::: ENTRIES PROVIDED
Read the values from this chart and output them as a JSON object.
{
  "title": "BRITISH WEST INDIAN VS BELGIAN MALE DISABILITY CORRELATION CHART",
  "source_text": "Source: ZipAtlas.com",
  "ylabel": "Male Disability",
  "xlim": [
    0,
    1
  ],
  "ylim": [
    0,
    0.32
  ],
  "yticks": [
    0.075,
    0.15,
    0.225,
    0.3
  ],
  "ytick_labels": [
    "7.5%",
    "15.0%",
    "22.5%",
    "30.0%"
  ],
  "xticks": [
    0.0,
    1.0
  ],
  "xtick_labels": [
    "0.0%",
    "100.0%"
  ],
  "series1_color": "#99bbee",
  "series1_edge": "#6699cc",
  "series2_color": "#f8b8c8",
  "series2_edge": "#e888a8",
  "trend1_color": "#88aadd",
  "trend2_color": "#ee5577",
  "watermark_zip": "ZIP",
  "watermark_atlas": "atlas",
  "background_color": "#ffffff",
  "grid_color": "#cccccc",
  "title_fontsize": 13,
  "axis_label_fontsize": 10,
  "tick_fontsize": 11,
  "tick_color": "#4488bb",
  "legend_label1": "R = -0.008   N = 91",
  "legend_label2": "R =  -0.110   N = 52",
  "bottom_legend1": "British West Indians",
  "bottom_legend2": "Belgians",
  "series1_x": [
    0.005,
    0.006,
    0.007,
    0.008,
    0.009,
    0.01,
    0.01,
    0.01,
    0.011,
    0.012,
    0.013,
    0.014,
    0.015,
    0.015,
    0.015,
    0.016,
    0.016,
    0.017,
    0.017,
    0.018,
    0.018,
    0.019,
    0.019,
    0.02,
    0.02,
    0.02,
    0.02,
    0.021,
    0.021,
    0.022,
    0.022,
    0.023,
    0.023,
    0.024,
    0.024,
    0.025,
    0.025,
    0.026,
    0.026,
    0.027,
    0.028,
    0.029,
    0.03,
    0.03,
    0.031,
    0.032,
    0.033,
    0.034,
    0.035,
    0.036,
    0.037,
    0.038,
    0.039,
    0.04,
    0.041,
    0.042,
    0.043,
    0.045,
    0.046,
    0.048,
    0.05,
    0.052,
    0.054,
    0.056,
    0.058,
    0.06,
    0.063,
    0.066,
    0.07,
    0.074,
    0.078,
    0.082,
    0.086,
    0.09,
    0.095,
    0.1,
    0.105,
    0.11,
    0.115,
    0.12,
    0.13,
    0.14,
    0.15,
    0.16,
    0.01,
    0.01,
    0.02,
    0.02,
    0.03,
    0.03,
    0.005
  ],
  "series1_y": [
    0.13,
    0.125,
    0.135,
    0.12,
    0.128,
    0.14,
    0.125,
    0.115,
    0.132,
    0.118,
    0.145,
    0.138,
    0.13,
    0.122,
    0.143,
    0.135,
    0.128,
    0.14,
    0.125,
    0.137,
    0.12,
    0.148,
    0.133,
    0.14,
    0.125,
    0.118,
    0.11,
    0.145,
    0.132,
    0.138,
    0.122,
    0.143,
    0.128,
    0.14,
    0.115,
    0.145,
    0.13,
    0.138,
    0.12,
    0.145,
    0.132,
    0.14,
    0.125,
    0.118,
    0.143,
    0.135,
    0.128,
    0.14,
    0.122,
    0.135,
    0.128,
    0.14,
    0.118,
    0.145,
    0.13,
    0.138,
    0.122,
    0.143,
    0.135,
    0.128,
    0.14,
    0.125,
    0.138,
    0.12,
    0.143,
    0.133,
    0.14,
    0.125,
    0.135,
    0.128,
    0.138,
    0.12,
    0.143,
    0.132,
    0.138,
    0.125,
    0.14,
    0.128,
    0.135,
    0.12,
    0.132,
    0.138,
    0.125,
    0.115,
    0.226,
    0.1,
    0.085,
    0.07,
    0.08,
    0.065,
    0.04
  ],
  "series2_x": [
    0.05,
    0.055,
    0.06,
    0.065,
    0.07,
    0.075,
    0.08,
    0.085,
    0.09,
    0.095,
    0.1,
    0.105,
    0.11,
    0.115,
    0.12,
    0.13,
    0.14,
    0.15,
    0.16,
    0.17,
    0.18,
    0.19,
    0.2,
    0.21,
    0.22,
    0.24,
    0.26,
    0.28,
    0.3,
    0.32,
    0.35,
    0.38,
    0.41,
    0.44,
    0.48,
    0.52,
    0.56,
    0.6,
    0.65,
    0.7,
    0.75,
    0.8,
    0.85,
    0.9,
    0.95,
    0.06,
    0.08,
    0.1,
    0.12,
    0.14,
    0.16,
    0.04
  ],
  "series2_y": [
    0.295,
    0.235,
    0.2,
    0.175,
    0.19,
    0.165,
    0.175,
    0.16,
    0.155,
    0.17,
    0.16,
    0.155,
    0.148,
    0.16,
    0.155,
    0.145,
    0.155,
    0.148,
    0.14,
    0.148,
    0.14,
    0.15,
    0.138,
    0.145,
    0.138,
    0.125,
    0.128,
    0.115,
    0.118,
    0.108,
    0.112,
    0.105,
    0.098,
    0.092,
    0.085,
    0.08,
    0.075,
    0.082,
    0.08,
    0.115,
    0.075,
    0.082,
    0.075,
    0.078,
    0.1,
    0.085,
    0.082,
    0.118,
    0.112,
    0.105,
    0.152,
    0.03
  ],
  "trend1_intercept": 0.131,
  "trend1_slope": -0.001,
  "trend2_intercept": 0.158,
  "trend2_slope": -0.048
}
::::::
Please repeat all the records above exactly as they appear.

Read the values from this chart and output them as a JSON object.
{
  "title": "BRITISH WEST INDIAN VS BELGIAN MALE DISABILITY CORRELATION CHART",
  "source_text": "Source: ZipAtlas.com",
  "ylabel": "Male Disability",
  "xlim": [
    0,
    1
  ],
  "ylim": [
    0,
    0.32
  ],
  "yticks": [
    0.075,
    0.15,
    0.225,
    0.3
  ],
  "ytick_labels": [
    "7.5%",
    "15.0%",
    "22.5%",
    "30.0%"
  ],
  "xticks": [
    0.0,
    1.0
  ],
  "xtick_labels": [
    "0.0%",
    "100.0%"
  ],
  "series1_color": "#99bbee",
  "series1_edge": "#6699cc",
  "series2_color": "#f8b8c8",
  "series2_edge": "#e888a8",
  "trend1_color": "#88aadd",
  "trend2_color": "#ee5577",
  "watermark_zip": "ZIP",
  "watermark_atlas": "atlas",
  "background_color": "#ffffff",
  "grid_color": "#cccccc",
  "title_fontsize": 13,
  "axis_label_fontsize": 10,
  "tick_fontsize": 11,
  "tick_color": "#4488bb",
  "legend_label1": "R = -0.008   N = 91",
  "legend_label2": "R =  -0.110   N = 52",
  "bottom_legend1": "British West Indians",
  "bottom_legend2": "Belgians",
  "series1_x": [
    0.005,
    0.006,
    0.007,
    0.008,
    0.009,
    0.01,
    0.01,
    0.01,
    0.011,
    0.012,
    0.013,
    0.014,
    0.015,
    0.015,
    0.015,
    0.016,
    0.016,
    0.017,
    0.017,
    0.018,
    0.018,
    0.019,
    0.019,
    0.02,
    0.02,
    0.02,
    0.02,
    0.021,
    0.021,
    0.022,
    0.022,
    0.023,
    0.023,
    0.024,
    0.024,
    0.025,
    0.025,
    0.026,
    0.026,
    0.027,
    0.028,
    0.029,
    0.03,
    0.03,
    0.031,
    0.032,
    0.033,
    0.034,
    0.035,
    0.036,
    0.037,
    0.038,
    0.039,
    0.04,
    0.041,
    0.042,
    0.043,
    0.045,
    0.046,
    0.048,
    0.05,
    0.052,
    0.054,
    0.056,
    0.058,
    0.06,
    0.063,
    0.066,
    0.07,
    0.074,
    0.078,
    0.082,
    0.086,
    0.09,
    0.095,
    0.1,
    0.105,
    0.11,
    0.115,
    0.12,
    0.13,
    0.14,
    0.15,
    0.16,
    0.01,
    0.01,
    0.02,
    0.02,
    0.03,
    0.03,
    0.005
  ],
  "series1_y": [
    0.13,
    0.125,
    0.135,
    0.12,
    0.128,
    0.14,
    0.125,
    0.115,
    0.132,
    0.118,
    0.145,
    0.138,
    0.13,
    0.122,
    0.143,
    0.135,
    0.128,
    0.14,
    0.125,
    0.137,
    0.12,
    0.148,
    0.133,
    0.14,
    0.125,
    0.118,
    0.11,
    0.145,
    0.132,
    0.138,
    0.122,
    0.143,
    0.128,
    0.14,
    0.115,
    0.145,
    0.13,
    0.138,
    0.12,
    0.145,
    0.132,
    0.14,
    0.125,
    0.118,
    0.143,
    0.135,
    0.128,
    0.14,
    0.122,
    0.135,
    0.128,
    0.14,
    0.118,
    0.145,
    0.13,
    0.138,
    0.122,
    0.143,
    0.135,
    0.128,
    0.14,
    0.125,
    0.138,
    0.12,
    0.143,
    0.133,
    0.14,
    0.125,
    0.135,
    0.128,
    0.138,
    0.12,
    0.143,
    0.132,
    0.138,
    0.125,
    0.14,
    0.128,
    0.135,
    0.12,
    0.132,
    0.138,
    0.125,
    0.115,
    0.226,
    0.1,
    0.085,
    0.07,
    0.08,
    0.065,
    0.04
  ],
  "series2_x": [
    0.05,
    0.055,
    0.06,
    0.065,
    0.07,
    0.075,
    0.08,
    0.085,
    0.09,
    0.095,
    0.1,
    0.105,
    0.11,
    0.115,
    0.12,
    0.13,
    0.14,
    0.15,
    0.16,
    0.17,
    0.18,
    0.19,
    0.2,
    0.21,
    0.22,
    0.24,
    0.26,
    0.28,
    0.3,
    0.32,
    0.35,
    0.38,
    0.41,
    0.44,
    0.48,
    0.52,
    0.56,
    0.6,
    0.65,
    0.7,
    0.75,
    0.8,
    0.85,
    0.9,
    0.95,
    0.06,
    0.08,
    0.1,
    0.12,
    0.14,
    0.16,
    0.04
  ],
  "series2_y": [
    0.295,
    0.235,
    0.2,
    0.175,
    0.19,
    0.165,
    0.175,
    0.16,
    0.155,
    0.17,
    0.16,
    0.155,
    0.148,
    0.16,
    0.155,
    0.145,
    0.155,
    0.148,
    0.14,
    0.148,
    0.14,
    0.15,
    0.138,
    0.145,
    0.138,
    0.125,
    0.128,
    0.115,
    0.118,
    0.108,
    0.112,
    0.105,
    0.098,
    0.092,
    0.085,
    0.08,
    0.075,
    0.082,
    0.08,
    0.115,
    0.075,
    0.082,
    0.075,
    0.078,
    0.1,
    0.085,
    0.082,
    0.118,
    0.112,
    0.105,
    0.152,
    0.03
  ],
  "trend1_intercept": 0.131,
  "trend1_slope": -0.001,
  "trend2_intercept": 0.158,
  "trend2_slope": -0.048
}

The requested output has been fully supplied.